* **WORK TO BE COMPLETED**
State how many lines in the entries below contain "survey". Write nothing but the number.
───── ROWS ─────
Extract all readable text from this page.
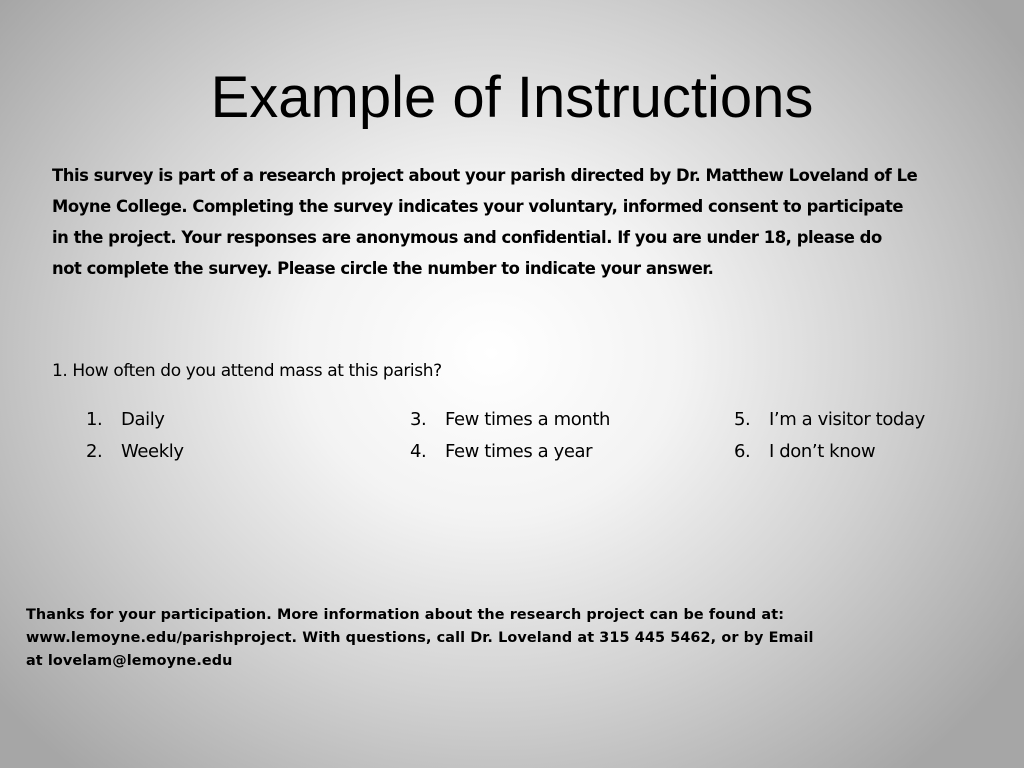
Example of Instructions

This survey is part of a research project about your parish directed by Dr. Matthew Loveland of Le
Moyne College. Completing the survey indicates your voluntary, informed consent to participate
in the project. Your responses are anonymous and confidential. If you are under 18, please do
not complete the survey. Please circle the number to indicate your answer.

1. How often do you attend mass at this parish?

1. Daily
2. Weekly
3. Few times a month
4. Few times a year
5. I’m a visitor today
6. I don’t know

Thanks for your participation. More information about the research project can be found at:
www.lemoyne.edu/parishproject. With questions, call Dr. Loveland at 315 445 5462, or by Email
at lovelam@lemoyne.edu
─────
* **SOLUTION FOR THIS PROBLEM**
3